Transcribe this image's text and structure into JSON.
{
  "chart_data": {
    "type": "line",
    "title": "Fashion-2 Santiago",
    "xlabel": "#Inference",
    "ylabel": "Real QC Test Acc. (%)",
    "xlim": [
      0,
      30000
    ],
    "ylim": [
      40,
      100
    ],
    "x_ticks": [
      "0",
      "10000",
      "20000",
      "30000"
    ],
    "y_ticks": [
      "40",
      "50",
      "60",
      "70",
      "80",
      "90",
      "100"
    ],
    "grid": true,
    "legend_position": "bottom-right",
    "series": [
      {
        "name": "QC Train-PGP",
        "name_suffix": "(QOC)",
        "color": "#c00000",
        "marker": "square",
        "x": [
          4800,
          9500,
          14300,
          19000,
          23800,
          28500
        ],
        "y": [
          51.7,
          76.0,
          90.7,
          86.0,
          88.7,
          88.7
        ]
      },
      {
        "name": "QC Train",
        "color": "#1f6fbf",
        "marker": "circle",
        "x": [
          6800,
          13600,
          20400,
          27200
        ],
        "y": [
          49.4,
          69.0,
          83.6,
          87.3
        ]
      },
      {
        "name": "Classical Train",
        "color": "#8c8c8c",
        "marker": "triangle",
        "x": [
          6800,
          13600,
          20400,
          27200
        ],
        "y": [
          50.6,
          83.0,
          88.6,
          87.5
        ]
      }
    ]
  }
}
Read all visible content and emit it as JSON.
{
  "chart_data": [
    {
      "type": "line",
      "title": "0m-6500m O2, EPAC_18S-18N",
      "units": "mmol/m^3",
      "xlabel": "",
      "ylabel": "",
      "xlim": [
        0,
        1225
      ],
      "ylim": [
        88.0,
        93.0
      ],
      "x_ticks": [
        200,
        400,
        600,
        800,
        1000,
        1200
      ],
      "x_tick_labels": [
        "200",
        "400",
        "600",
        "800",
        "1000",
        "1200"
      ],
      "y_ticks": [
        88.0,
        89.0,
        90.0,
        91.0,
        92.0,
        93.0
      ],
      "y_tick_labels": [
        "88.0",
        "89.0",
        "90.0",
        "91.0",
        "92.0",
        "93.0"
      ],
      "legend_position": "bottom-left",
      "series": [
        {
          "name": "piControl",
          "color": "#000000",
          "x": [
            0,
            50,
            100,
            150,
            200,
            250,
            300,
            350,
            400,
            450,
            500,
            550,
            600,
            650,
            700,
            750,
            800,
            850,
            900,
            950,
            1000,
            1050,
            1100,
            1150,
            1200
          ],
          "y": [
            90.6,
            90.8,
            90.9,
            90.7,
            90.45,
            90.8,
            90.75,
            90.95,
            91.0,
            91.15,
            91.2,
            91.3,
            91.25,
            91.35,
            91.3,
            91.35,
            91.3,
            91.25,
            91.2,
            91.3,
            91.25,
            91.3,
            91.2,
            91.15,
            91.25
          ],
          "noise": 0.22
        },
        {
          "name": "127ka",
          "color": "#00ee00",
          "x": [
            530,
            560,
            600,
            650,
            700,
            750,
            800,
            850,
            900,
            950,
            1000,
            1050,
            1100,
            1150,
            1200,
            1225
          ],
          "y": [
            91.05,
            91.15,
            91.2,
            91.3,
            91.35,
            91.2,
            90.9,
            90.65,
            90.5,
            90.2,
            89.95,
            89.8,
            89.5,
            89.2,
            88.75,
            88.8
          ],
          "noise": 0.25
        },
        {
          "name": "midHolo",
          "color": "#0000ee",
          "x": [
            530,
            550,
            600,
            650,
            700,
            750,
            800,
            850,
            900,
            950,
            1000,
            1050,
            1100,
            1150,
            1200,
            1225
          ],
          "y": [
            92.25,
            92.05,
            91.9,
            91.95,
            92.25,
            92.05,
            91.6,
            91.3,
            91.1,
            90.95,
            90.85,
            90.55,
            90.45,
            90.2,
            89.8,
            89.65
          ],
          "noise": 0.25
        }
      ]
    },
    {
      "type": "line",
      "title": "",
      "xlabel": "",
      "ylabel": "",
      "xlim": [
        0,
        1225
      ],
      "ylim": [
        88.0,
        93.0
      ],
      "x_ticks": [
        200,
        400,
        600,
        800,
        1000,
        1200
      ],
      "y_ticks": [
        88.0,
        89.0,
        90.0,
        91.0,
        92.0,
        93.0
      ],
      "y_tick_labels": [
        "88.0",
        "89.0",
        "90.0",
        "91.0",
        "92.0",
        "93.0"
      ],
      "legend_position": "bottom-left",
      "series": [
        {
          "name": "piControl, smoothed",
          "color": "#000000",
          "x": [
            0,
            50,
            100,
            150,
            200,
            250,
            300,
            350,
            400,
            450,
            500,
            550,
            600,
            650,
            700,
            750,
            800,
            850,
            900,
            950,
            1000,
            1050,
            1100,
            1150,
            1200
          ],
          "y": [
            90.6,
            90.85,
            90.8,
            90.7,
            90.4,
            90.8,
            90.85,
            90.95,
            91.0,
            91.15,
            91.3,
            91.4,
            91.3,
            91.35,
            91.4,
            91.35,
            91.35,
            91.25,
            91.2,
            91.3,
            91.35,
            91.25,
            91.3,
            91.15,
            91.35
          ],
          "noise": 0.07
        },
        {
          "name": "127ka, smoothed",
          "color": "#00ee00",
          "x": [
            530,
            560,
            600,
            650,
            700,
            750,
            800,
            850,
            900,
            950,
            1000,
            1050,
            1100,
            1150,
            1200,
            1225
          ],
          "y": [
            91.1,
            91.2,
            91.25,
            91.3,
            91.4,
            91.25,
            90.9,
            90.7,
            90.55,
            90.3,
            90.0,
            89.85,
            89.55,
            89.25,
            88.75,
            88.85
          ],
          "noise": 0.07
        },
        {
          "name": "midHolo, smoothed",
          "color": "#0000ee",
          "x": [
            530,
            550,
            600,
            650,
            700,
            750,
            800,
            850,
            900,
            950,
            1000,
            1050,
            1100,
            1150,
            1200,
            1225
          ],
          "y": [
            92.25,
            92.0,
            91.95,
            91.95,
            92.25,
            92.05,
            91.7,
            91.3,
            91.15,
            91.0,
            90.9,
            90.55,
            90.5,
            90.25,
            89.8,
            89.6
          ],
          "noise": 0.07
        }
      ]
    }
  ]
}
▬▬▬
## WRITTEN TASK:
Print all of the entries exactly as they appear.

## ANSWER TO THE EXERCISE:
Transcribe this image's text and structure into JSON.
{
  "chart_data": {
    "type": "line",
    "title": "Fashion-2 Santiago",
    "xlabel": "#Inference",
    "ylabel": "Real QC Test Acc. (%)",
    "xlim": [
      0,
      30000
    ],
    "ylim": [
      40,
      100
    ],
    "x_ticks": [
      "0",
      "10000",
      "20000",
      "30000"
    ],
    "y_ticks": [
      "40",
      "50",
      "60",
      "70",
      "80",
      "90",
      "100"
    ],
    "grid": true,
    "legend_position": "bottom-right",
    "series": [
      {
        "name": "QC Train-PGP",
        "name_suffix": "(QOC)",
        "color": "#c00000",
        "marker": "square",
        "x": [
          4800,
          9500,
          14300,
          19000,
          23800,
          28500
        ],
        "y": [
          51.7,
          76.0,
          90.7,
          86.0,
          88.7,
          88.7
        ]
      },
      {
        "name": "QC Train",
        "color": "#1f6fbf",
        "marker": "circle",
        "x": [
          6800,
          13600,
          20400,
          27200
        ],
        "y": [
          49.4,
          69.0,
          83.6,
          87.3
        ]
      },
      {
        "name": "Classical Train",
        "color": "#8c8c8c",
        "marker": "triangle",
        "x": [
          6800,
          13600,
          20400,
          27200
        ],
        "y": [
          50.6,
          83.0,
          88.6,
          87.5
        ]
      }
    ]
  }
}
Read all visible content and emit it as JSON.
{
  "chart_data": [
    {
      "type": "line",
      "title": "0m-6500m O2, EPAC_18S-18N",
      "units": "mmol/m^3",
      "xlabel": "",
      "ylabel": "",
      "xlim": [
        0,
        1225
      ],
      "ylim": [
        88.0,
        93.0
      ],
      "x_ticks": [
        200,
        400,
        600,
        800,
        1000,
        1200
      ],
      "x_tick_labels": [
        "200",
        "400",
        "600",
        "800",
        "1000",
        "1200"
      ],
      "y_ticks": [
        88.0,
        89.0,
        90.0,
        91.0,
        92.0,
        93.0
      ],
      "y_tick_labels": [
        "88.0",
        "89.0",
        "90.0",
        "91.0",
        "92.0",
        "93.0"
      ],
      "legend_position": "bottom-left",
      "series": [
        {
          "name": "piControl",
          "color": "#000000",
          "x": [
            0,
            50,
            100,
            150,
            200,
            250,
            300,
            350,
            400,
            450,
            500,
            550,
            600,
            650,
            700,
            750,
            800,
            850,
            900,
            950,
            1000,
            1050,
            1100,
            1150,
            1200
          ],
          "y": [
            90.6,
            90.8,
            90.9,
            90.7,
            90.45,
            90.8,
            90.75,
            90.95,
            91.0,
            91.15,
            91.2,
            91.3,
            91.25,
            91.35,
            91.3,
            91.35,
            91.3,
            91.25,
            91.2,
            91.3,
            91.25,
            91.3,
            91.2,
            91.15,
            91.25
          ],
          "noise": 0.22
        },
        {
          "name": "127ka",
          "color": "#00ee00",
          "x": [
            530,
            560,
            600,
            650,
            700,
            750,
            800,
            850,
            900,
            950,
            1000,
            1050,
            1100,
            1150,
            1200,
            1225
          ],
          "y": [
            91.05,
            91.15,
            91.2,
            91.3,
            91.35,
            91.2,
            90.9,
            90.65,
            90.5,
            90.2,
            89.95,
            89.8,
            89.5,
            89.2,
            88.75,
            88.8
          ],
          "noise": 0.25
        },
        {
          "name": "midHolo",
          "color": "#0000ee",
          "x": [
            530,
            550,
            600,
            650,
            700,
            750,
            800,
            850,
            900,
            950,
            1000,
            1050,
            1100,
            1150,
            1200,
            1225
          ],
          "y": [
            92.25,
            92.05,
            91.9,
            91.95,
            92.25,
            92.05,
            91.6,
            91.3,
            91.1,
            90.95,
            90.85,
            90.55,
            90.45,
            90.2,
            89.8,
            89.65
          ],
          "noise": 0.25
        }
      ]
    },
    {
      "type": "line",
      "title": "",
      "xlabel": "",
      "ylabel": "",
      "xlim": [
        0,
        1225
      ],
      "ylim": [
        88.0,
        93.0
      ],
      "x_ticks": [
        200,
        400,
        600,
        800,
        1000,
        1200
      ],
      "y_ticks": [
        88.0,
        89.0,
        90.0,
        91.0,
        92.0,
        93.0
      ],
      "y_tick_labels": [
        "88.0",
        "89.0",
        "90.0",
        "91.0",
        "92.0",
        "93.0"
      ],
      "legend_position": "bottom-left",
      "series": [
        {
          "name": "piControl, smoothed",
          "color": "#000000",
          "x": [
            0,
            50,
            100,
            150,
            200,
            250,
            300,
            350,
            400,
            450,
            500,
            550,
            600,
            650,
            700,
            750,
            800,
            850,
            900,
            950,
            1000,
            1050,
            1100,
            1150,
            1200
          ],
          "y": [
            90.6,
            90.85,
            90.8,
            90.7,
            90.4,
            90.8,
            90.85,
            90.95,
            91.0,
            91.15,
            91.3,
            91.4,
            91.3,
            91.35,
            91.4,
            91.35,
            91.35,
            91.25,
            91.2,
            91.3,
            91.35,
            91.25,
            91.3,
            91.15,
            91.35
          ],
          "noise": 0.07
        },
        {
          "name": "127ka, smoothed",
          "color": "#00ee00",
          "x": [
            530,
            560,
            600,
            650,
            700,
            750,
            800,
            850,
            900,
            950,
            1000,
            1050,
            1100,
            1150,
            1200,
            1225
          ],
          "y": [
            91.1,
            91.2,
            91.25,
            91.3,
            91.4,
            91.25,
            90.9,
            90.7,
            90.55,
            90.3,
            90.0,
            89.85,
            89.55,
            89.25,
            88.75,
            88.85
          ],
          "noise": 0.07
        },
        {
          "name": "midHolo, smoothed",
          "color": "#0000ee",
          "x": [
            530,
            550,
            600,
            650,
            700,
            750,
            800,
            850,
            900,
            950,
            1000,
            1050,
            1100,
            1150,
            1200,
            1225
          ],
          "y": [
            92.25,
            92.0,
            91.95,
            91.95,
            92.25,
            92.05,
            91.7,
            91.3,
            91.15,
            91.0,
            90.9,
            90.55,
            90.5,
            90.25,
            89.8,
            89.6
          ],
          "noise": 0.07
        }
      ]
    }
  ]
}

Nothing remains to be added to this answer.